Collection entries:
▬▬▬▬▬▬

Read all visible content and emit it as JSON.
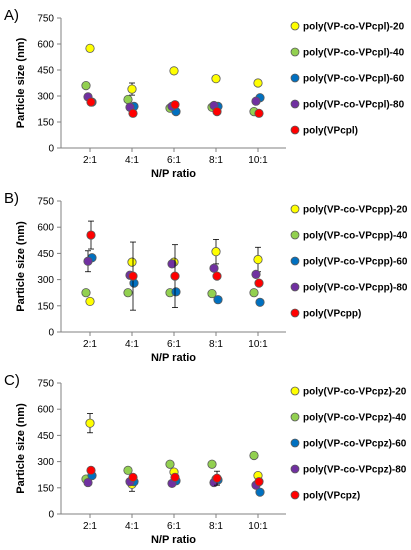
{
  "chart_data": [
    {
      "type": "scatter",
      "panel_label": "A)",
      "xlabel": "N/P ratio",
      "ylabel": "Particle size (nm)",
      "categories": [
        "2:1",
        "4:1",
        "6:1",
        "8:1",
        "10:1"
      ],
      "ylim": [
        0,
        750
      ],
      "yticks": [
        "0",
        "150",
        "300",
        "450",
        "600",
        "750"
      ],
      "grid": false,
      "legend_placement": "right",
      "error_bars": true,
      "series": [
        {
          "name": "poly(VP-co-VPcpl)-20",
          "color": "#ffff00",
          "values": [
            575,
            340,
            445,
            400,
            375
          ],
          "errors": [
            15,
            35,
            0,
            0,
            0
          ]
        },
        {
          "name": "poly(VP-co-VPcpl)-40",
          "color": "#92d050",
          "values": [
            360,
            280,
            230,
            235,
            210
          ],
          "errors": [
            0,
            0,
            0,
            0,
            0
          ]
        },
        {
          "name": "poly(VP-co-VPcpl)-60",
          "color": "#0070c0",
          "values": [
            265,
            240,
            210,
            240,
            290
          ],
          "errors": [
            0,
            0,
            0,
            0,
            0
          ]
        },
        {
          "name": "poly(VP-co-VPcpl)-80",
          "color": "#7030a0",
          "values": [
            295,
            235,
            240,
            245,
            270
          ],
          "errors": [
            0,
            0,
            0,
            0,
            0
          ]
        },
        {
          "name": "poly(VPcpl)",
          "color": "#ff0000",
          "values": [
            265,
            200,
            250,
            210,
            200
          ],
          "errors": [
            0,
            0,
            0,
            0,
            0
          ]
        }
      ]
    },
    {
      "type": "scatter",
      "panel_label": "B)",
      "xlabel": "N/P ratio",
      "ylabel": "Particle size (nm)",
      "categories": [
        "2:1",
        "4:1",
        "6:1",
        "8:1",
        "10:1"
      ],
      "ylim": [
        0,
        750
      ],
      "yticks": [
        "0",
        "150",
        "300",
        "450",
        "600",
        "750"
      ],
      "grid": false,
      "legend_placement": "right",
      "error_bars": true,
      "series": [
        {
          "name": "poly(VP-co-VPcpp)-20",
          "color": "#ffff00",
          "values": [
            175,
            400,
            400,
            460,
            415
          ],
          "errors": [
            0,
            0,
            0,
            70,
            70
          ]
        },
        {
          "name": "poly(VP-co-VPcpp)-40",
          "color": "#92d050",
          "values": [
            225,
            225,
            225,
            220,
            225
          ],
          "errors": [
            0,
            0,
            0,
            0,
            0
          ]
        },
        {
          "name": "poly(VP-co-VPcpp)-60",
          "color": "#0070c0",
          "values": [
            425,
            280,
            230,
            185,
            170
          ],
          "errors": [
            0,
            0,
            0,
            0,
            0
          ]
        },
        {
          "name": "poly(VP-co-VPcpp)-80",
          "color": "#7030a0",
          "values": [
            405,
            325,
            390,
            365,
            330
          ],
          "errors": [
            60,
            0,
            0,
            0,
            0
          ]
        },
        {
          "name": "poly(VPcpp)",
          "color": "#ff0000",
          "values": [
            555,
            320,
            320,
            320,
            280
          ],
          "errors": [
            80,
            195,
            180,
            0,
            0
          ]
        }
      ]
    },
    {
      "type": "scatter",
      "panel_label": "C)",
      "xlabel": "N/P ratio",
      "ylabel": "Particle size (nm)",
      "categories": [
        "2:1",
        "4:1",
        "6:1",
        "8:1",
        "10:1"
      ],
      "ylim": [
        0,
        750
      ],
      "yticks": [
        "0",
        "150",
        "300",
        "450",
        "600",
        "750"
      ],
      "grid": false,
      "legend_placement": "right",
      "error_bars": true,
      "series": [
        {
          "name": "poly(VP-co-VPcpz)-20",
          "color": "#ffff00",
          "values": [
            520,
            170,
            240,
            200,
            220
          ],
          "errors": [
            55,
            40,
            0,
            0,
            0
          ]
        },
        {
          "name": "poly(VP-co-VPcpz)-40",
          "color": "#92d050",
          "values": [
            200,
            250,
            285,
            285,
            335
          ],
          "errors": [
            0,
            0,
            0,
            0,
            0
          ]
        },
        {
          "name": "poly(VP-co-VPcpz)-60",
          "color": "#0070c0",
          "values": [
            220,
            185,
            190,
            195,
            125
          ],
          "errors": [
            0,
            0,
            0,
            0,
            0
          ]
        },
        {
          "name": "poly(VP-co-VPcpz)-80",
          "color": "#7030a0",
          "values": [
            180,
            185,
            175,
            180,
            165
          ],
          "errors": [
            0,
            0,
            0,
            0,
            0
          ]
        },
        {
          "name": "poly(VPcpz)",
          "color": "#ff0000",
          "values": [
            250,
            210,
            210,
            205,
            185
          ],
          "errors": [
            0,
            0,
            0,
            40,
            0
          ]
        }
      ]
    }
  ]
}
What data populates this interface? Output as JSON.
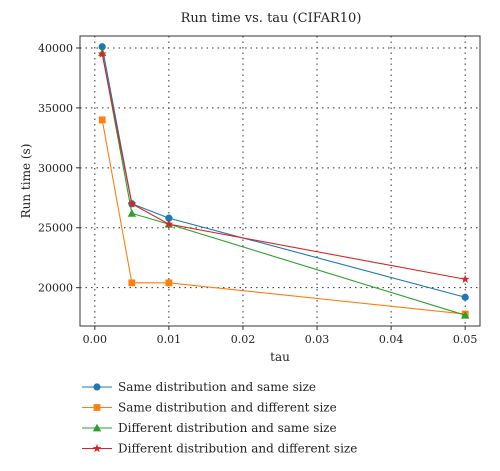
{
  "chart_data": {
    "type": "line",
    "title": "Run time vs. tau (CIFAR10)",
    "xlabel": "tau",
    "ylabel": "Run time (s)",
    "x": [
      0.001,
      0.005,
      0.01,
      0.05
    ],
    "xlim": [
      -0.002,
      0.052
    ],
    "ylim": [
      16800,
      41000
    ],
    "xticks": [
      0.0,
      0.01,
      0.02,
      0.03,
      0.04,
      0.05
    ],
    "xtick_labels": [
      "0.00",
      "0.01",
      "0.02",
      "0.03",
      "0.04",
      "0.05"
    ],
    "yticks": [
      20000,
      25000,
      30000,
      35000,
      40000
    ],
    "ytick_labels": [
      "20000",
      "25000",
      "30000",
      "35000",
      "40000"
    ],
    "grid": true,
    "legend_position": "below",
    "series": [
      {
        "name": "Same distribution and same size",
        "color": "#1f77b4",
        "marker": "circle",
        "values": [
          40100,
          27000,
          25800,
          19200
        ]
      },
      {
        "name": "Same distribution and different size",
        "color": "#ff7f0e",
        "marker": "square",
        "values": [
          34000,
          20400,
          20400,
          17800
        ]
      },
      {
        "name": "Different distribution and same size",
        "color": "#2ca02c",
        "marker": "triangle",
        "values": [
          39600,
          26200,
          25300,
          17700
        ]
      },
      {
        "name": "Different distribution and different size",
        "color": "#d62728",
        "marker": "star",
        "values": [
          39500,
          27000,
          25300,
          20700
        ]
      }
    ]
  }
}
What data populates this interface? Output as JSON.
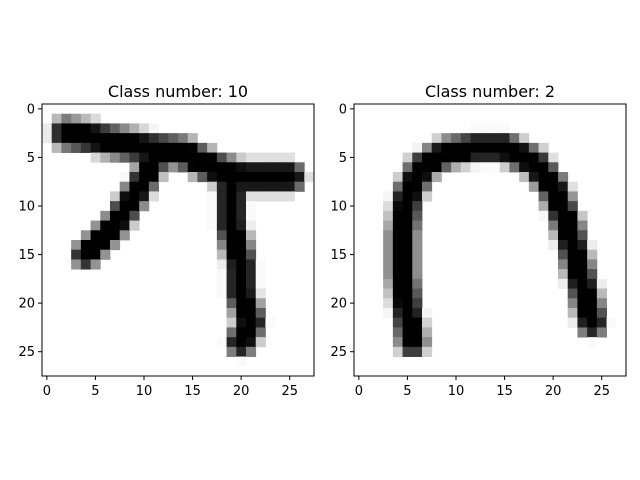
{
  "chart_data": [
    {
      "type": "heatmap",
      "title": "Class number: 10",
      "grid_size": 28,
      "cmap": "gray_r",
      "xlim": [
        -0.5,
        27.5
      ],
      "ylim": [
        27.5,
        -0.5
      ],
      "xticks": [
        0,
        5,
        10,
        15,
        20,
        25
      ],
      "yticks": [
        0,
        5,
        10,
        15,
        20,
        25
      ],
      "xlabel": "",
      "ylabel": "",
      "grid": false,
      "strokes": [
        {
          "points": [
            [
              2,
              2.5
            ],
            [
              5,
              3
            ],
            [
              10,
              4
            ],
            [
              14,
              4.5
            ],
            [
              17,
              6
            ],
            [
              20,
              7
            ],
            [
              25,
              7
            ]
          ],
          "width": 1.6
        },
        {
          "points": [
            [
              11,
              5.5
            ],
            [
              9,
              9
            ],
            [
              7,
              12
            ],
            [
              5,
              14
            ],
            [
              4,
              15
            ]
          ],
          "width": 1.4
        },
        {
          "points": [
            [
              19,
              8
            ],
            [
              19,
              12
            ],
            [
              20,
              16
            ],
            [
              20,
              19
            ],
            [
              21,
              22
            ],
            [
              20,
              24
            ]
          ],
          "width": 1.5
        }
      ]
    },
    {
      "type": "heatmap",
      "title": "Class number: 2",
      "grid_size": 28,
      "cmap": "gray_r",
      "xlim": [
        -0.5,
        27.5
      ],
      "ylim": [
        27.5,
        -0.5
      ],
      "xticks": [
        0,
        5,
        10,
        15,
        20,
        25
      ],
      "yticks": [
        0,
        5,
        10,
        15,
        20,
        25
      ],
      "xlabel": "",
      "ylabel": "",
      "grid": false,
      "strokes": [
        {
          "points": [
            [
              5.5,
              24
            ],
            [
              5,
              21
            ],
            [
              4.5,
              17
            ],
            [
              4.5,
              13
            ],
            [
              5,
              9
            ],
            [
              6.5,
              6
            ],
            [
              9,
              4.5
            ],
            [
              12,
              4
            ],
            [
              15,
              4
            ],
            [
              18,
              5.5
            ],
            [
              20,
              8
            ],
            [
              21.5,
              12
            ],
            [
              22.5,
              16
            ],
            [
              23.5,
              20
            ],
            [
              24,
              22
            ]
          ],
          "width": 1.5
        }
      ]
    }
  ]
}
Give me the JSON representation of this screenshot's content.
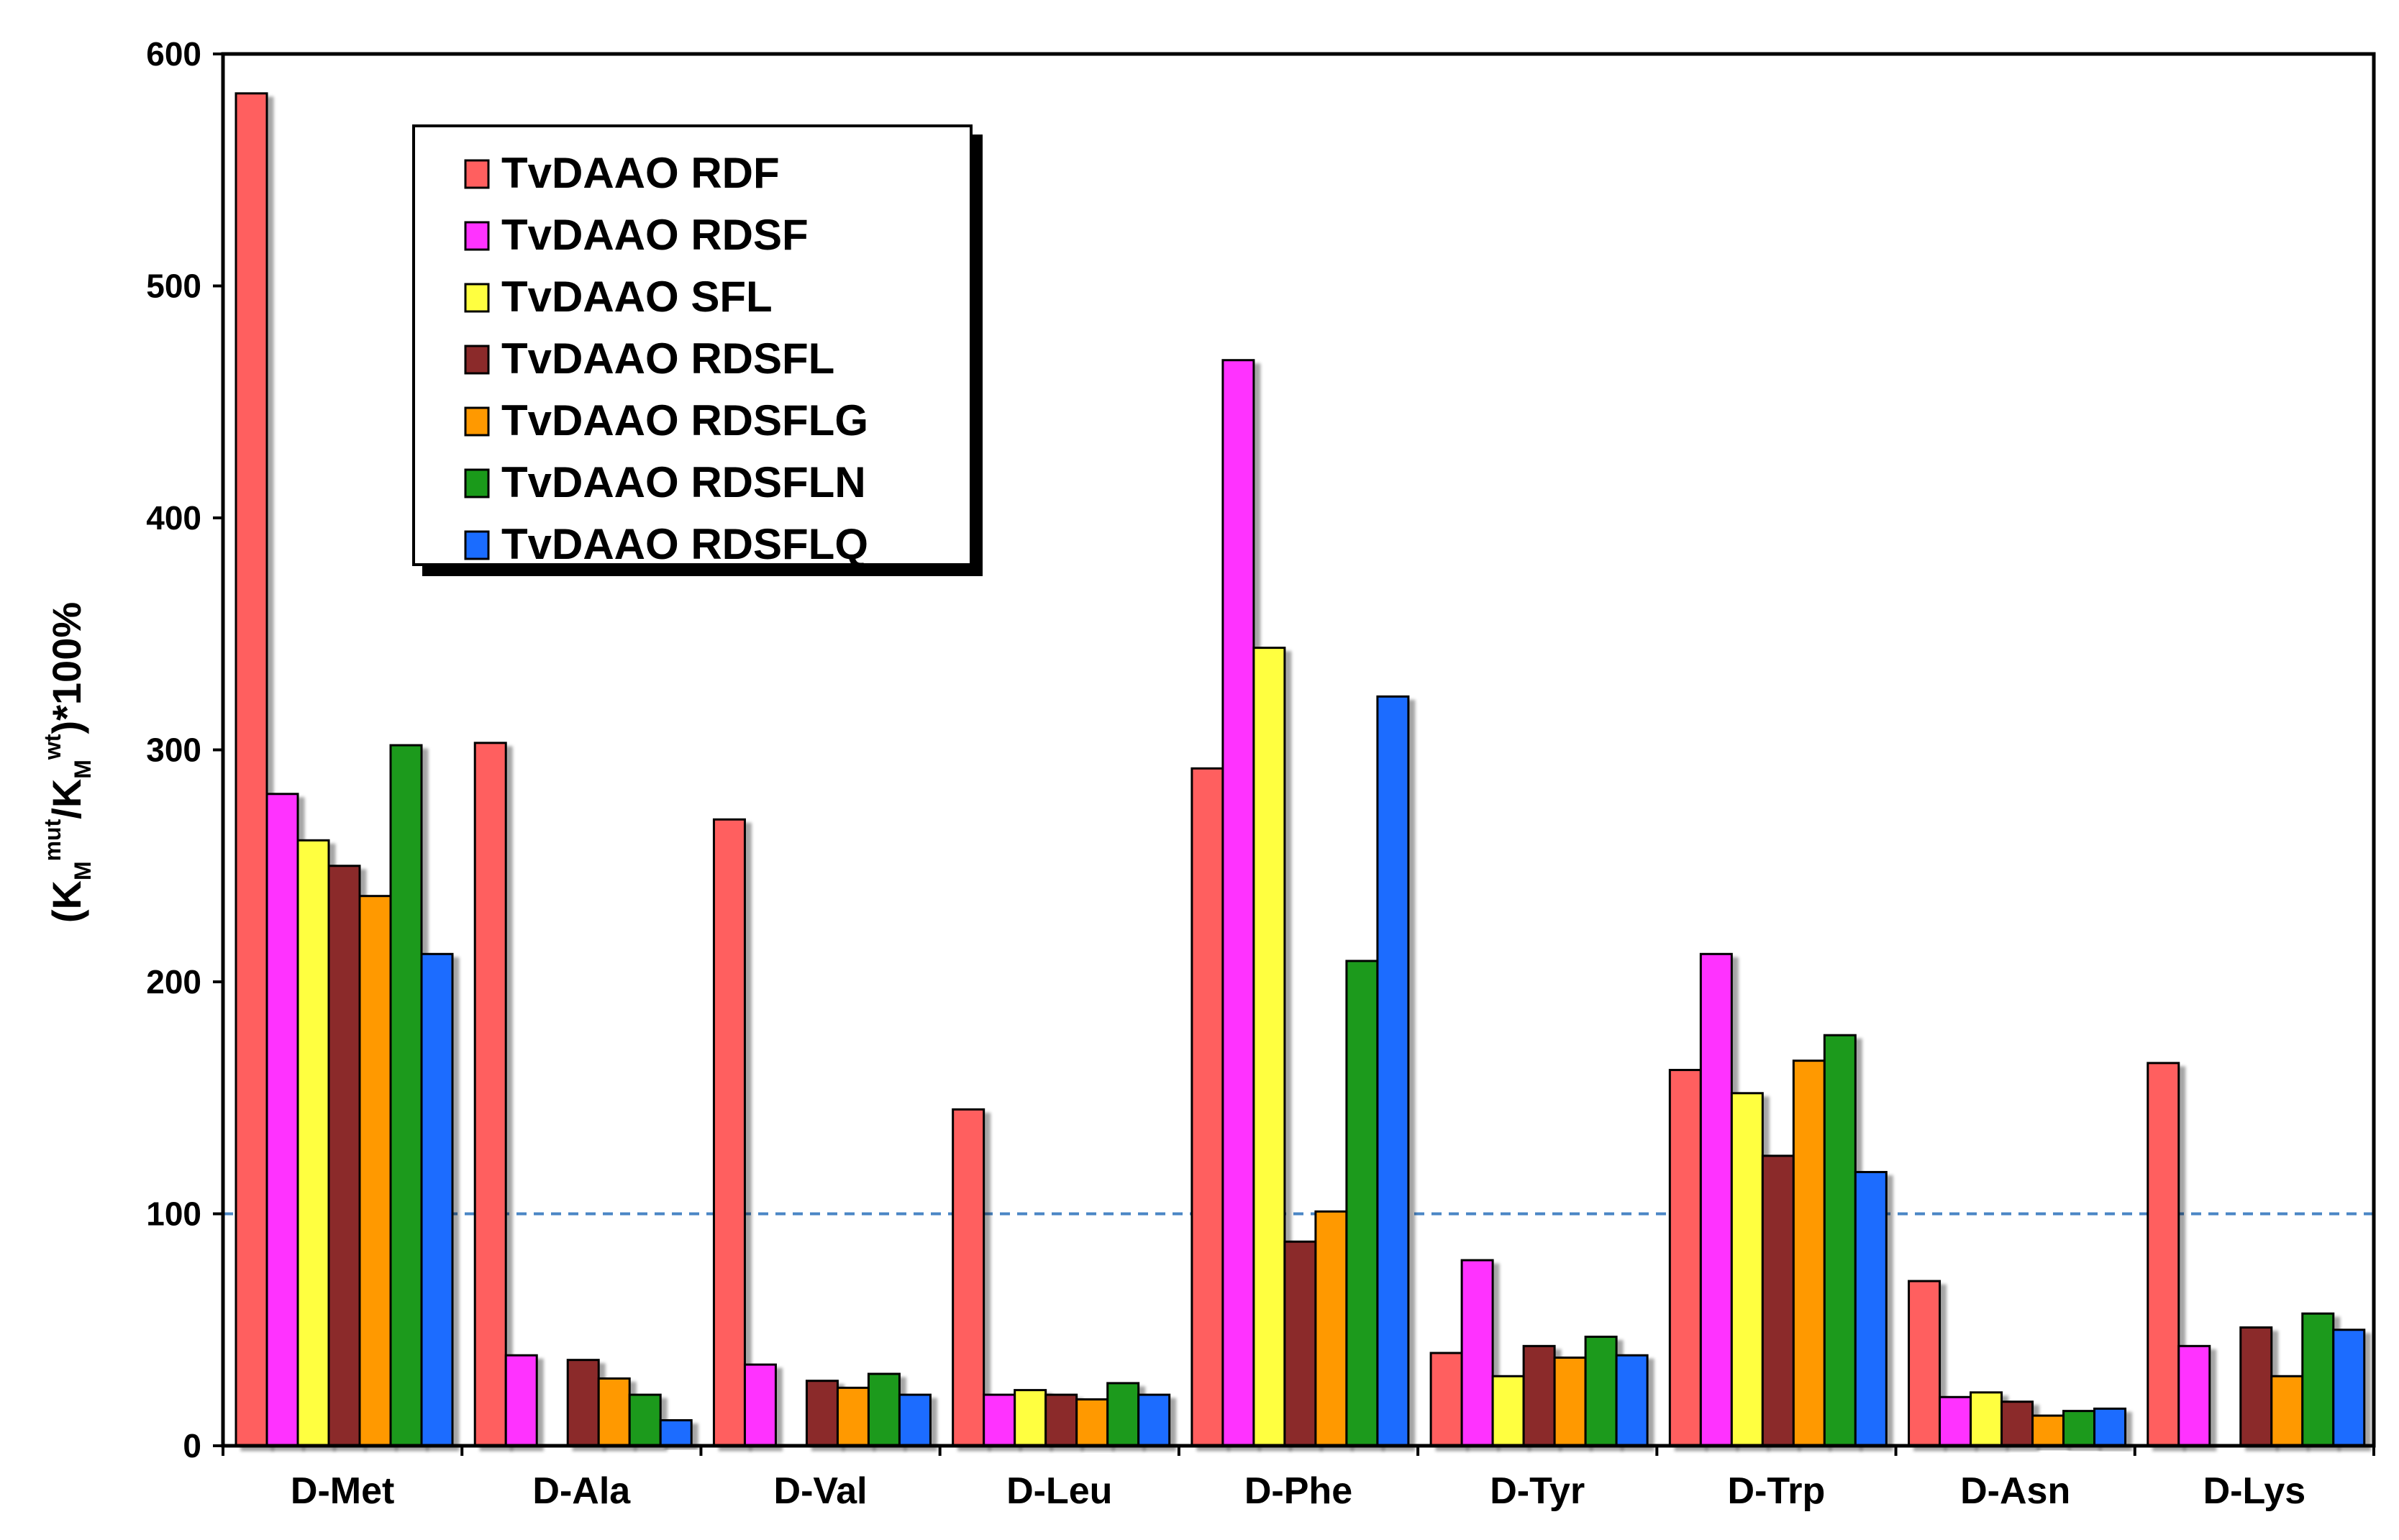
{
  "chart_data": {
    "type": "bar",
    "title": "",
    "xlabel": "",
    "ylabel": {
      "prefix": "(K",
      "sub1": "M",
      "sup1": "mut",
      "mid": "/K",
      "sub2": "M",
      "sup2": "wt",
      "suffix": ")*100%"
    },
    "ylim": [
      0,
      600
    ],
    "yticks": [
      0,
      100,
      200,
      300,
      400,
      500,
      600
    ],
    "reference_line": {
      "value": 100,
      "style": "dashed",
      "color": "#4a86c5"
    },
    "grid": false,
    "legend_position": "top-left",
    "categories": [
      "D-Met",
      "D-Ala",
      "D-Val",
      "D-Leu",
      "D-Phe",
      "D-Tyr",
      "D-Trp",
      "D-Asn",
      "D-Lys"
    ],
    "series": [
      {
        "name": "TvDAAO RDF",
        "color": "#ff5f5f",
        "values": [
          583,
          303,
          270,
          145,
          292,
          40,
          162,
          71,
          165
        ]
      },
      {
        "name": "TvDAAO RDSF",
        "color": "#ff33ff",
        "values": [
          281,
          39,
          35,
          22,
          468,
          80,
          212,
          21,
          43
        ]
      },
      {
        "name": "TvDAAO SFL",
        "color": "#ffff40",
        "values": [
          261,
          0,
          0,
          24,
          344,
          30,
          152,
          23,
          0
        ]
      },
      {
        "name": "TvDAAO RDSFL",
        "color": "#8b2a2a",
        "values": [
          250,
          37,
          28,
          22,
          88,
          43,
          125,
          19,
          51
        ]
      },
      {
        "name": "TvDAAO RDSFLG",
        "color": "#ff9900",
        "values": [
          237,
          29,
          25,
          20,
          101,
          38,
          166,
          13,
          30
        ]
      },
      {
        "name": "TvDAAO RDSFLN",
        "color": "#1a9a1a",
        "values": [
          302,
          22,
          31,
          27,
          209,
          47,
          177,
          15,
          57
        ]
      },
      {
        "name": "TvDAAO RDSFLQ",
        "color": "#1a6cff",
        "values": [
          212,
          11,
          22,
          22,
          323,
          39,
          118,
          16,
          50
        ]
      }
    ]
  }
}
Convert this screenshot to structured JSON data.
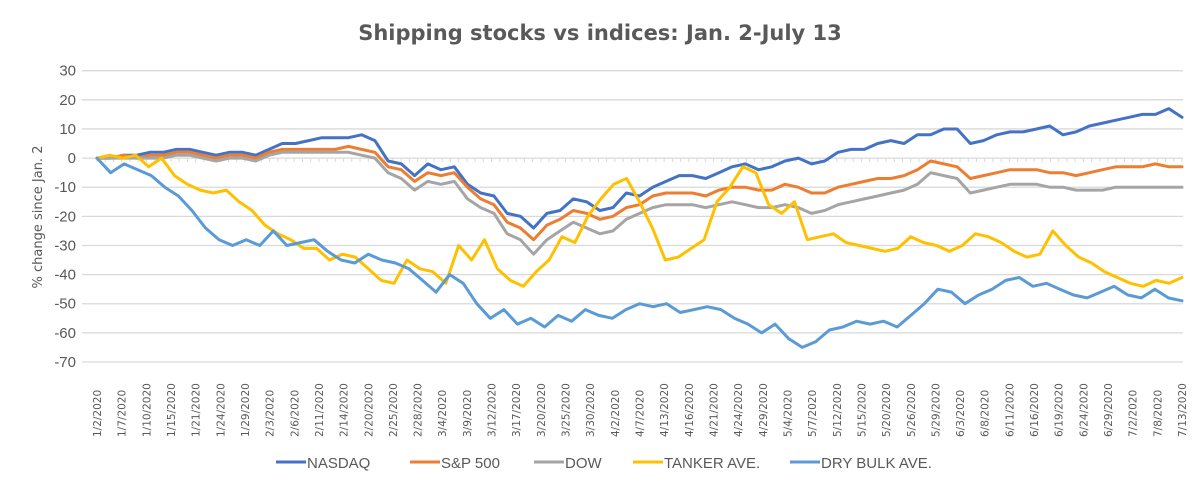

▬▬▬▬▬▬

Task directions.
Check each line of the records above for the string "number", and report every line that has it.

Exercise output.
      "title": "Class number: 10",
      "title": "Class number: 2",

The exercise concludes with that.